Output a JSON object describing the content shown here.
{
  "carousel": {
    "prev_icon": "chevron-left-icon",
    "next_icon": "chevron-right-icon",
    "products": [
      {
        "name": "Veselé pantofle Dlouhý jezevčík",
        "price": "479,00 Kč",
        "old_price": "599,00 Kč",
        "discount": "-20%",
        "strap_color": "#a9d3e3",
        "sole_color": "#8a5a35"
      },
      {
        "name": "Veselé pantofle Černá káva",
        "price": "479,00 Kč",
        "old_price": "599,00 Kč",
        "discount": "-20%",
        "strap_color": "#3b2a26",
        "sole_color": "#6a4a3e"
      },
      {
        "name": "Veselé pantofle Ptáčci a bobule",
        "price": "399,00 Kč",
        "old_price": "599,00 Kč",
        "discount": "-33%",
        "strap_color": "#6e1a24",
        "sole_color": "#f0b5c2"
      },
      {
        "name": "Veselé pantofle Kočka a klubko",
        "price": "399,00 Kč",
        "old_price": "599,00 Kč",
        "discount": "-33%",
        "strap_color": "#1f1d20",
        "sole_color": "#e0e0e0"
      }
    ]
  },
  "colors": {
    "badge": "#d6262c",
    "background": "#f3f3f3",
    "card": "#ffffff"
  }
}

◇ ◇ ◇

**WHAT YOU WILL DO:** Take every line that includes the string "pantofle" and copy it.

**THE RESPONSE:**
        "name": "Veselé pantofle Dlouhý jezevčík",
        "name": "Veselé pantofle Černá káva",
        "name": "Veselé pantofle Ptáčci a bobule",
        "name": "Veselé pantofle Kočka a klubko",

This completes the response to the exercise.